**Auszug**.
========

In die Röhre gucken – Im Solar Info Center diskutierten Experten über Sinn und Unsinn des Stadttunnels Bauen & Wohnen | 14.02.2023 | Lars Bargmann

Schützenallee-Tunnel Und ab unter die Erde: Bei Maria-Hilf verschwinden täglich Zehntausende Autos im Schützenallee-Tunnel.

Stadtplanerische Zukunft oder der Weg ins Abseits? So war die jüngste Veranstaltung zum Freiburger Stadttunnel überschrieben. Wobei unklar blieb, was das mit dem Abseits auf sich hatte. Aber um in der Fußballsprache zu bleiben: Das Stadion war ausverkauft, die Contra-Tunnel-Referenten waren in einer 4:1-Überzahlsituation, Freiburgs Baubürgermeister Martin Haag wehrte sich aber mit zielstrebigen Kontern durchaus erfolgreich gegen die Übermacht am Rednerpult – und im Rund.

Wer allein klimapolitisch argumentiert, muss den 1,8 Kilometer langen Stadttunnel ablehnen. Der unterirdische Lückenschluss zwischen Schützenalleetunnel und Kronenbrücke verursacht mehr als 320.000 Tonnen Kohlendioxid (Co2), was sich durch den Betrieb des Tunnels mit flüssigerem Verkehr rechnerisch erst in 122 Jahren amortisiert, wie der Berliner Verkehrsforscher Axel Schwipps vorrechnete. Das ist etwa der Zeitraum, der auch bei einer Untersuchung verschiedener U-Bahn-Verlängerungen in der Hauptstadt herausgekommen war. „Wir müssen aufhören, den Straßenverkehr zu fördern“, bilanzierte Schwipps und kassierte Beifall vom Publikum.

========

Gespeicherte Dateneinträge
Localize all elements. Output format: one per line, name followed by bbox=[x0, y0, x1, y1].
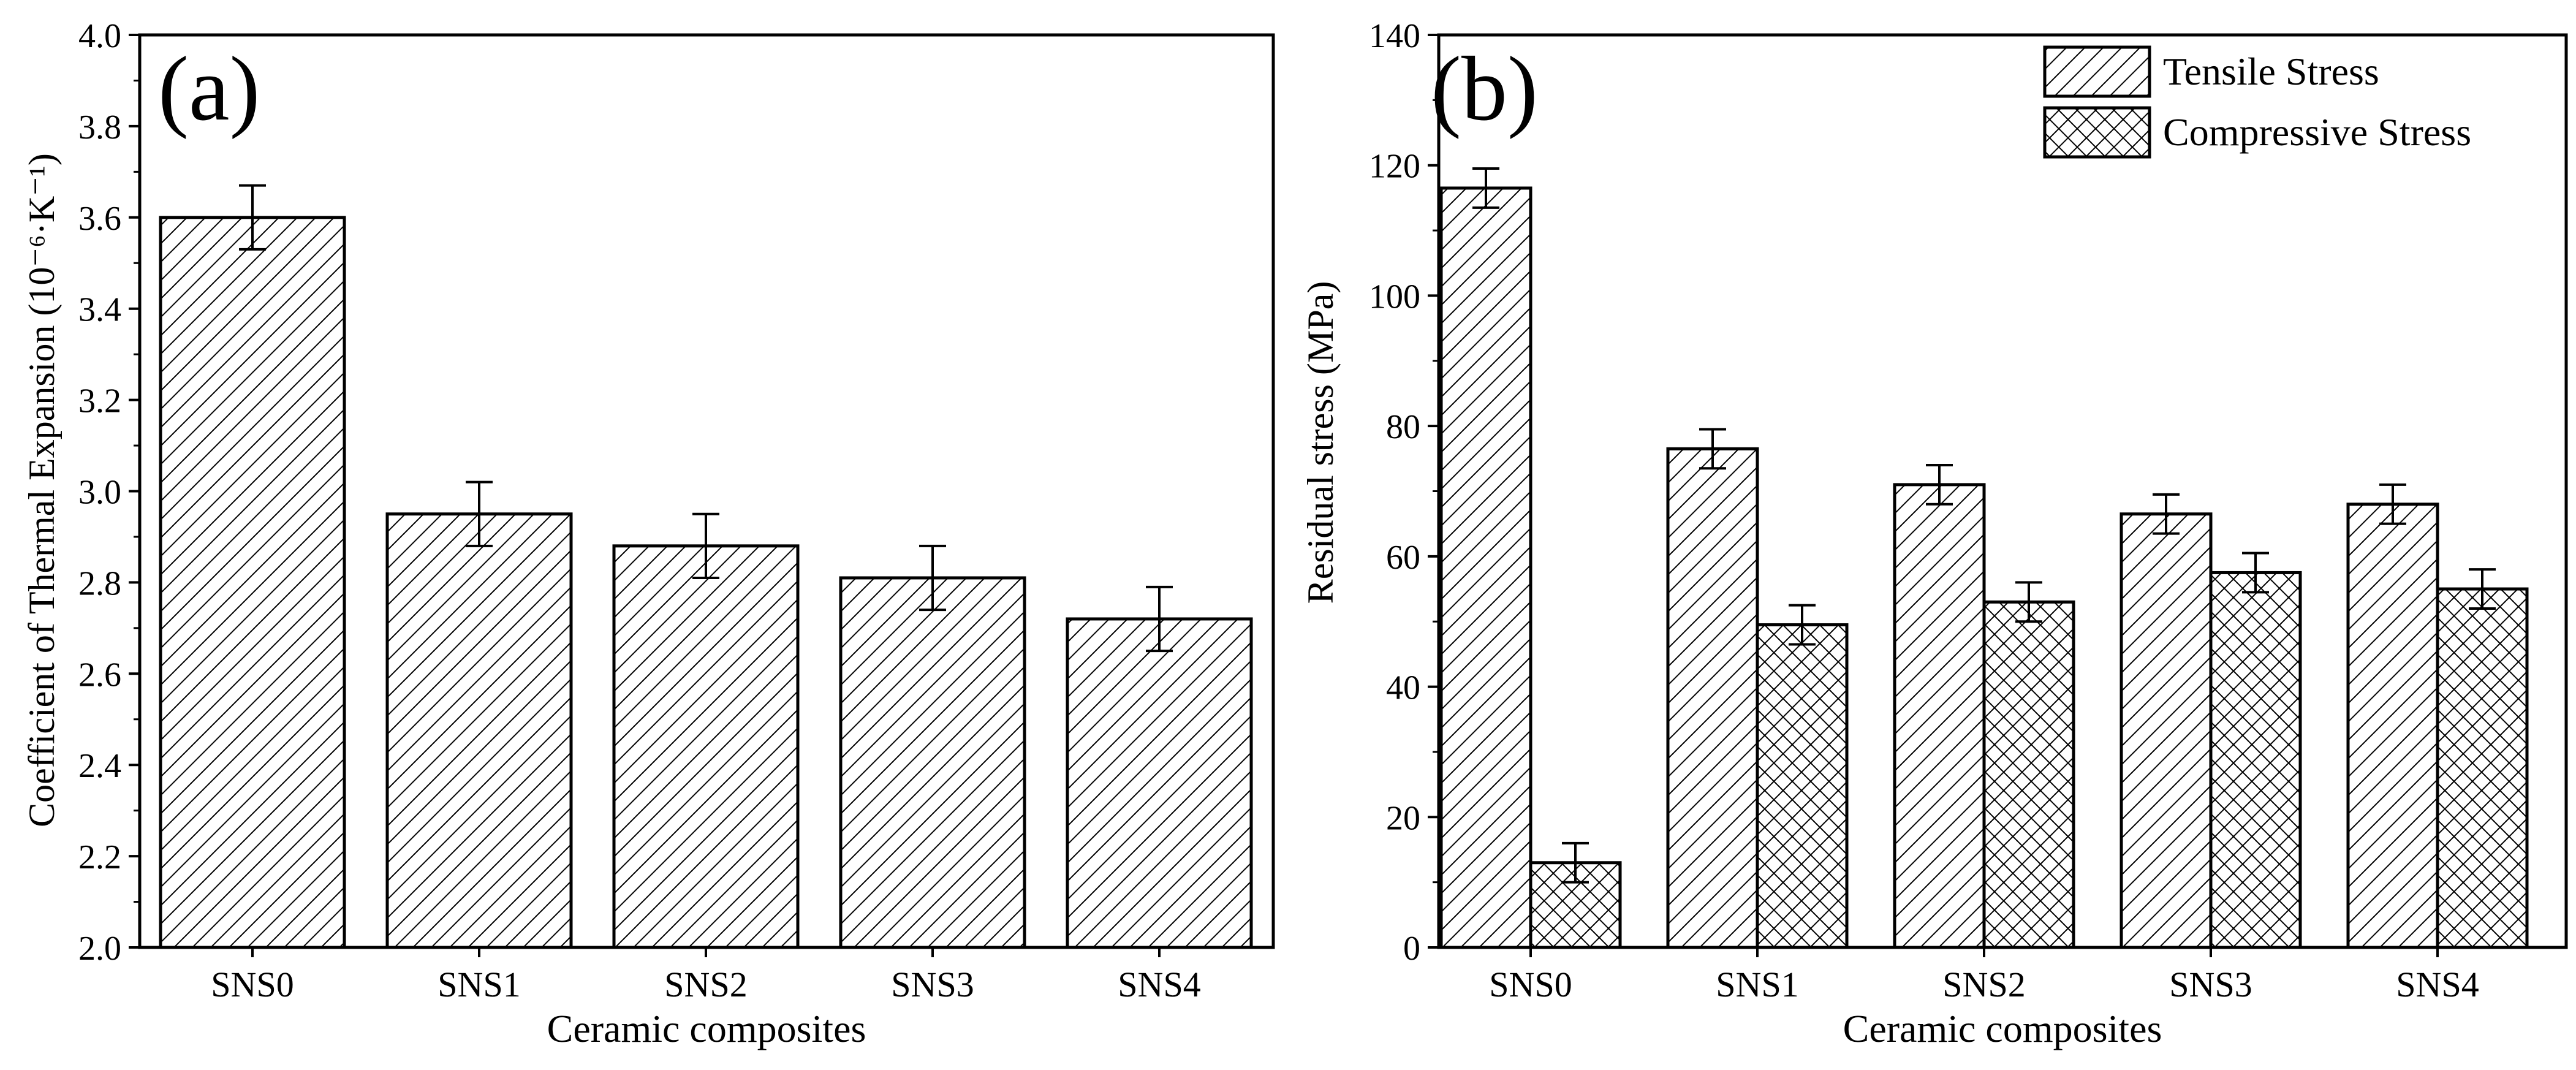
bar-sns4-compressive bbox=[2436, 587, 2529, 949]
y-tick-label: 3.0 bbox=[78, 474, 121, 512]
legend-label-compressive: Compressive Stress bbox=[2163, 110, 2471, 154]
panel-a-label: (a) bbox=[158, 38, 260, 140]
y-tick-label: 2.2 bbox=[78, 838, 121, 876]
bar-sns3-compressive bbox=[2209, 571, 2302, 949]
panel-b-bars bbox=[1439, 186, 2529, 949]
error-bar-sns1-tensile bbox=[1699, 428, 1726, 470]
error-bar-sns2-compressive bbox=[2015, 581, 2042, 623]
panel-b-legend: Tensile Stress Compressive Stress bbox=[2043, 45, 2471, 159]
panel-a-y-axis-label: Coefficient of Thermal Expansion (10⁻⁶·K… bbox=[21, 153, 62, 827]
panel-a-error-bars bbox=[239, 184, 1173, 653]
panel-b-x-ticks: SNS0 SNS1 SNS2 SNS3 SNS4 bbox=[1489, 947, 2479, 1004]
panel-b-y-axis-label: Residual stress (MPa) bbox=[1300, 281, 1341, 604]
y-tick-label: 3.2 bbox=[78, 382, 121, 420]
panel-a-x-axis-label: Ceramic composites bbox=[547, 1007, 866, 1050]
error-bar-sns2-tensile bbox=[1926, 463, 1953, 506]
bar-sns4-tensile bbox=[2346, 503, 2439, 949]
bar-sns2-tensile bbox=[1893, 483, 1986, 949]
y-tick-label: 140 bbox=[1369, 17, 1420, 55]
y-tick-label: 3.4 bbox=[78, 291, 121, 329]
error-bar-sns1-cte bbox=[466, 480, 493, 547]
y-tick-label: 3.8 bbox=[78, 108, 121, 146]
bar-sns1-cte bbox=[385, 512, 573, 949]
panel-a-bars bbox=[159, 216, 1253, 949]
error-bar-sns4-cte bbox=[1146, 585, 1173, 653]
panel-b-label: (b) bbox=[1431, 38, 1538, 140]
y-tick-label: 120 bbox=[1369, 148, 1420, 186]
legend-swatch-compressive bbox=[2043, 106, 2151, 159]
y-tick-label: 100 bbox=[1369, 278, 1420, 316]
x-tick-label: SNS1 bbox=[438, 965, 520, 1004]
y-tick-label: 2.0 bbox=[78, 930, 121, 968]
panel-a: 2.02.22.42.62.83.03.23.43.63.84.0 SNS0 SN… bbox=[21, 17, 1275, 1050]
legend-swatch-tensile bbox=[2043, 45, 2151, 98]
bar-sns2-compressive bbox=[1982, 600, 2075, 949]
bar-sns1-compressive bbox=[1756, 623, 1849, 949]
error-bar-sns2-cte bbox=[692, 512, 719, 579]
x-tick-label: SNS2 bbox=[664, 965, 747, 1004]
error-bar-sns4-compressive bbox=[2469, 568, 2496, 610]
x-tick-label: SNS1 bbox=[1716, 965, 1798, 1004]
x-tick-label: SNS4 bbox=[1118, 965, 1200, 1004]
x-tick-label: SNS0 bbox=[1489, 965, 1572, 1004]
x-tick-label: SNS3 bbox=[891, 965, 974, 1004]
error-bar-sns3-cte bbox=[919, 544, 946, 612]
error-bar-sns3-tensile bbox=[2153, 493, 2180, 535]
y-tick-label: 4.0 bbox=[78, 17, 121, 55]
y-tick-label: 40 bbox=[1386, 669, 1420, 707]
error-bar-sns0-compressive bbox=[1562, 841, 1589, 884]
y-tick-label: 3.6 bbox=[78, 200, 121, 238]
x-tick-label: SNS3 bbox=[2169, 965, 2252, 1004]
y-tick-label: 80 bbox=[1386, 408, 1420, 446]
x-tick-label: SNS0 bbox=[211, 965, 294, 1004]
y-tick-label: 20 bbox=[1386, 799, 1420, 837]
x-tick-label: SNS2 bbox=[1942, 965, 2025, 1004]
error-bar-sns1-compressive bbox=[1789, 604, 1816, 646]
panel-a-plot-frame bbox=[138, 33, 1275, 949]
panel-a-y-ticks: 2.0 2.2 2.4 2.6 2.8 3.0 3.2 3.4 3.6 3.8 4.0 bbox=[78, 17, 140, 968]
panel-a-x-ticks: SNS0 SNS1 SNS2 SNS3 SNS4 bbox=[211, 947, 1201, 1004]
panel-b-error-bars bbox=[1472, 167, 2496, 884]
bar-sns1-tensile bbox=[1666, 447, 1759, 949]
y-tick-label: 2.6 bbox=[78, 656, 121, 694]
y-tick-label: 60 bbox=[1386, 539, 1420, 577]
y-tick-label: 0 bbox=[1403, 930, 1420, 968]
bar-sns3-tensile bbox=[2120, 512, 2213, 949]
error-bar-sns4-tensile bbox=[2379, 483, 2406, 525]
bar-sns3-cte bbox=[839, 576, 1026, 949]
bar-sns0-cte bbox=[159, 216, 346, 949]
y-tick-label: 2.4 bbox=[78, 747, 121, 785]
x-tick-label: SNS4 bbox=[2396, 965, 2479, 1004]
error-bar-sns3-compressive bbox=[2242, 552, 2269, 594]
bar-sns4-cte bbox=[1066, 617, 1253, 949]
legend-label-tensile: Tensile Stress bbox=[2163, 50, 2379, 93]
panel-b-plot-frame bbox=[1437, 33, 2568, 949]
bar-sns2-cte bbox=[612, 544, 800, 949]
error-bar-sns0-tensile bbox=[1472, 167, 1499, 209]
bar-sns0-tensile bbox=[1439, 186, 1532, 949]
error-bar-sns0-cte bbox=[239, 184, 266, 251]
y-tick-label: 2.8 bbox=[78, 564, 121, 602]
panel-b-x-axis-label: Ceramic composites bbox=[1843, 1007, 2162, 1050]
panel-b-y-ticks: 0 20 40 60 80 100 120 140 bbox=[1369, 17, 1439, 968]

========

**Kurze Übung 1**.
Beantworte anhand des Artikels zum Freiburger Stadttunnel diese Fragen:
(a) Wie lang ist der Stadttunnel?
(b) Wer ist Freiburgs Baubürgermeister?
(c) Nach wie vielen Jahren amortisiert sich der Kohlendioxid-Ausstoß laut Axel Schwipps rechnerisch?
**Kurze Übung 2**. Setze den Artikel zum Freiburger Stadttunnel nach seinem letzten Satz fort.
Die Daten werden hier nicht benötigt.

**Endergebnis 1**.
(a) 1,8 Kilometer
(b) Martin Haag
(c) Nach 122 Jahren

**Endergebnis 2**.
Live zugeschaltet war Holger Heinfellner, Mobilitätsexperte beim österreichischen Umweltbundesamt in Wien. Er war Teil einer Gruppe, die im Auftrag des Verkehrs- und Umweltministeriums die Klimawirkung des seit 20 Jahren geplanten 8,2 Kilometer langen Lobautunnels im Wiener Umland untersucht hatte. Nach der Veröffentlichung der Ergebnisse stoppte Ministerin Leonore Gewessler (Grüne) im November 2021 gegen den heftigen Widerstand des Wiener Bürgermeisters Michael Ludwig das umstrittene Milliardenprojekt.

„Wie die Deutschen bis 2045 müssen auch wir den Verkehr emissionsfrei kriegen. Bis 2040. Das erreichen wir nur durch eine Reduktion der Verkehrsleistung auf der Straße. Der Bau neuer Straßen generiert mehr Verkehr.“ Applaus.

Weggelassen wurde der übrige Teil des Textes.